**TASK OBJECTIVE:** Each entry should be quoted word for word, including every mark of punctuation.

**MATERIAL SUPPLIED:**
────
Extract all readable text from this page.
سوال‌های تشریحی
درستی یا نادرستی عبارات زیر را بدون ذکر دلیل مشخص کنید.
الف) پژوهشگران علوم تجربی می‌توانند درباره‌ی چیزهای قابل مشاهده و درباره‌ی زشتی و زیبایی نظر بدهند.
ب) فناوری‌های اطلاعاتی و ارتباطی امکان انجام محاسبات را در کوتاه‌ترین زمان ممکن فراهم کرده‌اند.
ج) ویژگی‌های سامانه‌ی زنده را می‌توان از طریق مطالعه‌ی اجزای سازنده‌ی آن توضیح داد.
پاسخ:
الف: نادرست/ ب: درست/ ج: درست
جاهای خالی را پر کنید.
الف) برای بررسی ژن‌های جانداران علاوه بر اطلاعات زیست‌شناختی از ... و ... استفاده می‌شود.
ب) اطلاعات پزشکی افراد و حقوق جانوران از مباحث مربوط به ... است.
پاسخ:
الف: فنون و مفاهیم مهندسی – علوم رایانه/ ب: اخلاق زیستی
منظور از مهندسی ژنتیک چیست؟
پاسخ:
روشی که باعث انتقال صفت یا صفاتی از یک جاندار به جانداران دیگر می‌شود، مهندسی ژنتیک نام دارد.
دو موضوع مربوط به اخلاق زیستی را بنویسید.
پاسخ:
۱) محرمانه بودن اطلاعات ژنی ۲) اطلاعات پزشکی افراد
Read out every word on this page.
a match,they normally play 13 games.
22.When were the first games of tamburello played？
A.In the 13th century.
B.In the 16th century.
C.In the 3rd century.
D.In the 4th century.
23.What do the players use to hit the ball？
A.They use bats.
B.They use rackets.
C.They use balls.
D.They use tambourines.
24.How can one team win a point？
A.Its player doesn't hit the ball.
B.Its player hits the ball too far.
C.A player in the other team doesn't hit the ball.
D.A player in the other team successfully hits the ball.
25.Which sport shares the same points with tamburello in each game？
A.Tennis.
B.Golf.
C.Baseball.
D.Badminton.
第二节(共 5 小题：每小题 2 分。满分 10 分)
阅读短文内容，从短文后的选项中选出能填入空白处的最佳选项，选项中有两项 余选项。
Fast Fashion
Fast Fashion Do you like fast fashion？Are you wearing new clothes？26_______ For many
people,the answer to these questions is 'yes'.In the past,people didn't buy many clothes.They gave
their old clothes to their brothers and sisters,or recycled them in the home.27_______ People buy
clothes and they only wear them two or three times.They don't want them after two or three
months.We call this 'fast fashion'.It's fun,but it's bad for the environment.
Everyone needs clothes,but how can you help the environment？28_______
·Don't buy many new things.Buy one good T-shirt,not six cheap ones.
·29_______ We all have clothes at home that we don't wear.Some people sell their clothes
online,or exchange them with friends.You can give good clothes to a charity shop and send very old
────
**PROBLEM SOLUTION:**
Extract all readable text from this page.
سوال‌های تشریحی
درستی یا نادرستی عبارات زیر را بدون ذکر دلیل مشخص کنید.
الف) پژوهشگران علوم تجربی می‌توانند درباره‌ی چیزهای قابل مشاهده و درباره‌ی زشتی و زیبایی نظر بدهند.
ب) فناوری‌های اطلاعاتی و ارتباطی امکان انجام محاسبات را در کوتاه‌ترین زمان ممکن فراهم کرده‌اند.
ج) ویژگی‌های سامانه‌ی زنده را می‌توان از طریق مطالعه‌ی اجزای سازنده‌ی آن توضیح داد.
پاسخ:
الف: نادرست/ ب: درست/ ج: درست
جاهای خالی را پر کنید.
الف) برای بررسی ژن‌های جانداران علاوه بر اطلاعات زیست‌شناختی از ... و ... استفاده می‌شود.
ب) اطلاعات پزشکی افراد و حقوق جانوران از مباحث مربوط به ... است.
پاسخ:
الف: فنون و مفاهیم مهندسی – علوم رایانه/ ب: اخلاق زیستی
منظور از مهندسی ژنتیک چیست؟
پاسخ:
روشی که باعث انتقال صفت یا صفاتی از یک جاندار به جانداران دیگر می‌شود، مهندسی ژنتیک نام دارد.
دو موضوع مربوط به اخلاق زیستی را بنویسید.
پاسخ:
۱) محرمانه بودن اطلاعات ژنی ۲) اطلاعات پزشکی افراد
Read out every word on this page.
a match,they normally play 13 games.
22.When were the first games of tamburello played？
A.In the 13th century.
B.In the 16th century.
C.In the 3rd century.
D.In the 4th century.
23.What do the players use to hit the ball？
A.They use bats.
B.They use rackets.
C.They use balls.
D.They use tambourines.
24.How can one team win a point？
A.Its player doesn't hit the ball.
B.Its player hits the ball too far.
C.A player in the other team doesn't hit the ball.
D.A player in the other team successfully hits the ball.
25.Which sport shares the same points with tamburello in each game？
A.Tennis.
B.Golf.
C.Baseball.
D.Badminton.
第二节(共 5 小题：每小题 2 分。满分 10 分)
阅读短文内容，从短文后的选项中选出能填入空白处的最佳选项，选项中有两项 余选项。
Fast Fashion
Fast Fashion Do you like fast fashion？Are you wearing new clothes？26_______ For many
people,the answer to these questions is 'yes'.In the past,people didn't buy many clothes.They gave
their old clothes to their brothers and sisters,or recycled them in the home.27_______ People buy
clothes and they only wear them two or three times.They don't want them after two or three
months.We call this 'fast fashion'.It's fun,but it's bad for the environment.
Everyone needs clothes,but how can you help the environment？28_______
·Don't buy many new things.Buy one good T-shirt,not six cheap ones.
·29_______ We all have clothes at home that we don't wear.Some people sell their clothes
online,or exchange them with friends.You can give good clothes to a charity shop and send very old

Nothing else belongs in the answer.